- _Given task_: Copy every line of the items below, character for character, with nothing left out or changed.

○ ○ ○ ○ ○

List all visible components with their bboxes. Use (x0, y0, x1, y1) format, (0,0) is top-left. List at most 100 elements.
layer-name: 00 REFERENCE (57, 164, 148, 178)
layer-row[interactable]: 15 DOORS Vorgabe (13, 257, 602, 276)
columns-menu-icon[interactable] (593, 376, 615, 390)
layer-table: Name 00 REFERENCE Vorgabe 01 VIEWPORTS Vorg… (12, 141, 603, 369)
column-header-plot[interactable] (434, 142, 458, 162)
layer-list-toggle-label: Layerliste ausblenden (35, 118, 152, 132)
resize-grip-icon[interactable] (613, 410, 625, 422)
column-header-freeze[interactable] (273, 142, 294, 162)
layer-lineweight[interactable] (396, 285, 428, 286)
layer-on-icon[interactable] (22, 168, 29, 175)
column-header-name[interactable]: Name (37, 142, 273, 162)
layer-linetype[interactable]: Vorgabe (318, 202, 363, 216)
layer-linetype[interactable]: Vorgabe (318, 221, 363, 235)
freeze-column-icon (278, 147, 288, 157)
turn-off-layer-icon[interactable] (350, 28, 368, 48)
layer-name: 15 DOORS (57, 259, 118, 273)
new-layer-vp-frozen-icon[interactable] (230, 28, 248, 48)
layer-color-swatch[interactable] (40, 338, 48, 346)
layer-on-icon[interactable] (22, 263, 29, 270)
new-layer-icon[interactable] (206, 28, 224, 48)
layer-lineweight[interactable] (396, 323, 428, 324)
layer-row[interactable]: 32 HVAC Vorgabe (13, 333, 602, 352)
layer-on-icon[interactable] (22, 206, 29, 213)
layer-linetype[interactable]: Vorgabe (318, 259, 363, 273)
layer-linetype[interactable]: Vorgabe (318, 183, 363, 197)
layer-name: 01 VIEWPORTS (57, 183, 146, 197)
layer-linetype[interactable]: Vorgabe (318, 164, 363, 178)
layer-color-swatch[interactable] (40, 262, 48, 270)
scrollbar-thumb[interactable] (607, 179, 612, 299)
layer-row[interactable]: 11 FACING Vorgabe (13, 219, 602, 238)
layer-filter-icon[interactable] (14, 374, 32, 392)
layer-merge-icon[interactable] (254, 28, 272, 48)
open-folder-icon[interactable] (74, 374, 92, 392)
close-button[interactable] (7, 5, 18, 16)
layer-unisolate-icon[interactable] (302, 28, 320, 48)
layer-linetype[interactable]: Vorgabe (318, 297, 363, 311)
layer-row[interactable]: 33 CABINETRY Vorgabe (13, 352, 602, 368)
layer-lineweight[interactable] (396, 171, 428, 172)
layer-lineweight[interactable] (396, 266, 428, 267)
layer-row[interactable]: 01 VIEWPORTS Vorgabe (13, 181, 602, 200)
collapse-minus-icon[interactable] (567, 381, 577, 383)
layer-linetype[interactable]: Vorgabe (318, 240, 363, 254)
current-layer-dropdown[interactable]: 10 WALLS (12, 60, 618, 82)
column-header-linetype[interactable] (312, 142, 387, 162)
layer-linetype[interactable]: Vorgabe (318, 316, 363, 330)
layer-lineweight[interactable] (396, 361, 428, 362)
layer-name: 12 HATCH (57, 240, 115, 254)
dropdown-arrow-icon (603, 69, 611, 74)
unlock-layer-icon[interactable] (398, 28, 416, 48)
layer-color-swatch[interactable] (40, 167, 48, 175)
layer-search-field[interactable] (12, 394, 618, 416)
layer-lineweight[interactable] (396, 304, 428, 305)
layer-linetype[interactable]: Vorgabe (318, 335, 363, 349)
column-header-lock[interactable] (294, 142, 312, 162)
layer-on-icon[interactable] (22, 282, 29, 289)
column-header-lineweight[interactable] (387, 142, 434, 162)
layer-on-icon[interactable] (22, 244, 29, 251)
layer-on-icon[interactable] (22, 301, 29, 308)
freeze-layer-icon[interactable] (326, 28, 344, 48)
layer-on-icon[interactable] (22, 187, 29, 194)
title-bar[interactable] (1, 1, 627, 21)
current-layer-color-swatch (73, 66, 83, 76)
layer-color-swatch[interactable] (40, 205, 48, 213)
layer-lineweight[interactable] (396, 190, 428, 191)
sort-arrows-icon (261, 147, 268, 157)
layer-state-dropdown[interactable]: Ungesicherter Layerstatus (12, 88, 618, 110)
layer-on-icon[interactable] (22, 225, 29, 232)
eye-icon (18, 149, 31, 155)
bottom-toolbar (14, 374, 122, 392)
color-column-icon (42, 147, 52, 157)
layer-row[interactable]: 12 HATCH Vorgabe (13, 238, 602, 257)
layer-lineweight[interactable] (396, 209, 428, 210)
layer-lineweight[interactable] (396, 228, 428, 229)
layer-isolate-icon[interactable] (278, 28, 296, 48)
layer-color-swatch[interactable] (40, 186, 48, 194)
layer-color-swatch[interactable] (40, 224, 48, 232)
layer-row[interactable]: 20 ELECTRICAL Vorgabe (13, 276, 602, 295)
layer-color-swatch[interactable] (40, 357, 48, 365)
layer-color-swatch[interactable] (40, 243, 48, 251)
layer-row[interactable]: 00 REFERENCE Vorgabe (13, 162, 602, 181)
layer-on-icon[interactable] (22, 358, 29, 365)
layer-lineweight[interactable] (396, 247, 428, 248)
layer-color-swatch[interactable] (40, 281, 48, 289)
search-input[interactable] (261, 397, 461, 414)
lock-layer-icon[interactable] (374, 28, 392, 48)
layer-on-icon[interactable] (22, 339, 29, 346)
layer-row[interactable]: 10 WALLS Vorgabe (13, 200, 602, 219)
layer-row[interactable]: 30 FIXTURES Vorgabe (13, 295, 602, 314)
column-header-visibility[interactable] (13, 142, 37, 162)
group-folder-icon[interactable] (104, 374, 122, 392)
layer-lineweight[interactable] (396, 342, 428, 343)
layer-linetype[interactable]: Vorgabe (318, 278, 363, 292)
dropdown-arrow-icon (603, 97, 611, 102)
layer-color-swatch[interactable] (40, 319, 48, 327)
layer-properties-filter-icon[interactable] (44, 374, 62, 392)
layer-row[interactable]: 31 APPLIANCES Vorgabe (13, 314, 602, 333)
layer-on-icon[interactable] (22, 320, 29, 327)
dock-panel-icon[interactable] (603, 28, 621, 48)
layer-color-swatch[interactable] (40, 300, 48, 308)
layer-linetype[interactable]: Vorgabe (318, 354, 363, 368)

○ ○ ○ ○ ○

- _Task response_:
List all visible components with their bboxes. Use (x0, y0, x1, y1) format, (0,0) is top-left. List at most 100 elements.
layer-name: 00 REFERENCE (57, 164, 148, 178)
layer-row[interactable]: 15 DOORS Vorgabe (13, 257, 602, 276)
columns-menu-icon[interactable] (593, 376, 615, 390)
layer-table: Name 00 REFERENCE Vorgabe 01 VIEWPORTS Vorg… (12, 141, 603, 369)
column-header-plot[interactable] (434, 142, 458, 162)
layer-list-toggle-label: Layerliste ausblenden (35, 118, 152, 132)
resize-grip-icon[interactable] (613, 410, 625, 422)
column-header-freeze[interactable] (273, 142, 294, 162)
layer-lineweight[interactable] (396, 285, 428, 286)
layer-on-icon[interactable] (22, 168, 29, 175)
column-header-name[interactable]: Name (37, 142, 273, 162)
layer-linetype[interactable]: Vorgabe (318, 202, 363, 216)
layer-linetype[interactable]: Vorgabe (318, 221, 363, 235)
freeze-column-icon (278, 147, 288, 157)
turn-off-layer-icon[interactable] (350, 28, 368, 48)
layer-name: 15 DOORS (57, 259, 118, 273)
new-layer-vp-frozen-icon[interactable] (230, 28, 248, 48)
layer-color-swatch[interactable] (40, 338, 48, 346)
layer-on-icon[interactable] (22, 263, 29, 270)
new-layer-icon[interactable] (206, 28, 224, 48)
layer-lineweight[interactable] (396, 323, 428, 324)
layer-row[interactable]: 32 HVAC Vorgabe (13, 333, 602, 352)
layer-on-icon[interactable] (22, 206, 29, 213)
layer-linetype[interactable]: Vorgabe (318, 259, 363, 273)
layer-linetype[interactable]: Vorgabe (318, 183, 363, 197)
layer-name: 01 VIEWPORTS (57, 183, 146, 197)
layer-linetype[interactable]: Vorgabe (318, 164, 363, 178)
layer-color-swatch[interactable] (40, 262, 48, 270)
scrollbar-thumb[interactable] (607, 179, 612, 299)
layer-row[interactable]: 11 FACING Vorgabe (13, 219, 602, 238)
layer-filter-icon[interactable] (14, 374, 32, 392)
layer-merge-icon[interactable] (254, 28, 272, 48)
open-folder-icon[interactable] (74, 374, 92, 392)
close-button[interactable] (7, 5, 18, 16)
layer-unisolate-icon[interactable] (302, 28, 320, 48)
layer-linetype[interactable]: Vorgabe (318, 297, 363, 311)
layer-row[interactable]: 33 CABINETRY Vorgabe (13, 352, 602, 368)
layer-lineweight[interactable] (396, 171, 428, 172)
layer-lineweight[interactable] (396, 266, 428, 267)
layer-row[interactable]: 01 VIEWPORTS Vorgabe (13, 181, 602, 200)
collapse-minus-icon[interactable] (567, 381, 577, 383)
layer-linetype[interactable]: Vorgabe (318, 240, 363, 254)
current-layer-dropdown[interactable]: 10 WALLS (12, 60, 618, 82)
column-header-linetype[interactable] (312, 142, 387, 162)
layer-linetype[interactable]: Vorgabe (318, 316, 363, 330)
layer-lineweight[interactable] (396, 361, 428, 362)
layer-name: 12 HATCH (57, 240, 115, 254)
dropdown-arrow-icon (603, 69, 611, 74)
unlock-layer-icon[interactable] (398, 28, 416, 48)
layer-color-swatch[interactable] (40, 167, 48, 175)
layer-search-field[interactable] (12, 394, 618, 416)
layer-lineweight[interactable] (396, 304, 428, 305)
layer-linetype[interactable]: Vorgabe (318, 335, 363, 349)
column-header-lock[interactable] (294, 142, 312, 162)
layer-on-icon[interactable] (22, 282, 29, 289)
column-header-lineweight[interactable] (387, 142, 434, 162)
layer-on-icon[interactable] (22, 244, 29, 251)
layer-on-icon[interactable] (22, 301, 29, 308)
freeze-layer-icon[interactable] (326, 28, 344, 48)
layer-on-icon[interactable] (22, 187, 29, 194)
title-bar[interactable] (1, 1, 627, 21)
current-layer-color-swatch (73, 66, 83, 76)
layer-color-swatch[interactable] (40, 205, 48, 213)
layer-lineweight[interactable] (396, 190, 428, 191)
sort-arrows-icon (261, 147, 268, 157)
layer-state-dropdown[interactable]: Ungesicherter Layerstatus (12, 88, 618, 110)
layer-on-icon[interactable] (22, 225, 29, 232)
eye-icon (18, 149, 31, 155)
bottom-toolbar (14, 374, 122, 392)
color-column-icon (42, 147, 52, 157)
layer-row[interactable]: 12 HATCH Vorgabe (13, 238, 602, 257)
layer-lineweight[interactable] (396, 209, 428, 210)
layer-lineweight[interactable] (396, 228, 428, 229)
layer-isolate-icon[interactable] (278, 28, 296, 48)
layer-color-swatch[interactable] (40, 186, 48, 194)
layer-color-swatch[interactable] (40, 224, 48, 232)
layer-row[interactable]: 20 ELECTRICAL Vorgabe (13, 276, 602, 295)
layer-color-swatch[interactable] (40, 357, 48, 365)
layer-color-swatch[interactable] (40, 243, 48, 251)
layer-row[interactable]: 00 REFERENCE Vorgabe (13, 162, 602, 181)
layer-on-icon[interactable] (22, 358, 29, 365)
layer-lineweight[interactable] (396, 247, 428, 248)
layer-color-swatch[interactable] (40, 281, 48, 289)
search-input[interactable] (261, 397, 461, 414)
lock-layer-icon[interactable] (374, 28, 392, 48)
layer-on-icon[interactable] (22, 339, 29, 346)
layer-row[interactable]: 10 WALLS Vorgabe (13, 200, 602, 219)
layer-row[interactable]: 30 FIXTURES Vorgabe (13, 295, 602, 314)
column-header-visibility[interactable] (13, 142, 37, 162)
group-folder-icon[interactable] (104, 374, 122, 392)
layer-lineweight[interactable] (396, 342, 428, 343)
layer-linetype[interactable]: Vorgabe (318, 278, 363, 292)
dropdown-arrow-icon (603, 97, 611, 102)
layer-color-swatch[interactable] (40, 319, 48, 327)
layer-properties-filter-icon[interactable] (44, 374, 62, 392)
layer-row[interactable]: 31 APPLIANCES Vorgabe (13, 314, 602, 333)
layer-on-icon[interactable] (22, 320, 29, 327)
dock-panel-icon[interactable] (603, 28, 621, 48)
layer-color-swatch[interactable] (40, 300, 48, 308)
layer-linetype[interactable]: Vorgabe (318, 354, 363, 368)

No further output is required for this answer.